> _Extracted data_:
+--
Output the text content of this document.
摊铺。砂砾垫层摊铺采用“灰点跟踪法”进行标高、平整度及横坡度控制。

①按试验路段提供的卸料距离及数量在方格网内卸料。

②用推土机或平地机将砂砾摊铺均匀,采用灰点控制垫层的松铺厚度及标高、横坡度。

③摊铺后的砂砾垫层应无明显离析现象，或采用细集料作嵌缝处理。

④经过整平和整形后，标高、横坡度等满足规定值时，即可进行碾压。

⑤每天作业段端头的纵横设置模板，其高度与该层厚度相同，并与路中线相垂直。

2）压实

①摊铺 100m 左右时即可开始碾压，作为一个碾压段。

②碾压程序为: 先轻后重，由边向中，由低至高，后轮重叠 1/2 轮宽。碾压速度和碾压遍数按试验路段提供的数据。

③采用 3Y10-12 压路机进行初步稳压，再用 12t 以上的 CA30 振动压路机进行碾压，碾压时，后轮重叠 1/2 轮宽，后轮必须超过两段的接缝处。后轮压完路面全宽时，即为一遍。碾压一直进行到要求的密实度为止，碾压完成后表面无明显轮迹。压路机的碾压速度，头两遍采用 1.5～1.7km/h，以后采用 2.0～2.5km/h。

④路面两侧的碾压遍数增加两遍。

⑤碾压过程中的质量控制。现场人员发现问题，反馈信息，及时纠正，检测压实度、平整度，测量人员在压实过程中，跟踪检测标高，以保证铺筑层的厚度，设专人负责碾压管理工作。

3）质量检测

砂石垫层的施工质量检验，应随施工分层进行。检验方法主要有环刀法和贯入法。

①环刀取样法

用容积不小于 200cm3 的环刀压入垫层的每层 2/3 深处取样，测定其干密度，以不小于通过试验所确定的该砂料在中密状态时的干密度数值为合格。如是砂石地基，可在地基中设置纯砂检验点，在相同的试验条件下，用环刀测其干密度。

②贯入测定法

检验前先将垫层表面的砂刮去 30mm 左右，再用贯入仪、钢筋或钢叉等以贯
+--
> _Exercise prompt_: Copy each line of the listing in which the word "后轮重叠" can be found.

> _The response_:
②碾压程序为: 先轻后重，由边向中，由低至高，后轮重叠 1/2 轮宽。碾压速度和碾压遍数按试验路段提供的数据。
③采用 3Y10-12 压路机进行初步稳压，再用 12t 以上的 CA30 振动压路机进行碾压，碾压时，后轮重叠 1/2 轮宽，后轮必须超过两段的接缝处。后轮压完路面全宽时，即为一遍。碾压一直进行到要求的密实度为止，碾压完成后表面无明显轮迹。压路机的碾压速度，头两遍采用 1.5～1.7km/h，以后采用 2.0～2.5km/h。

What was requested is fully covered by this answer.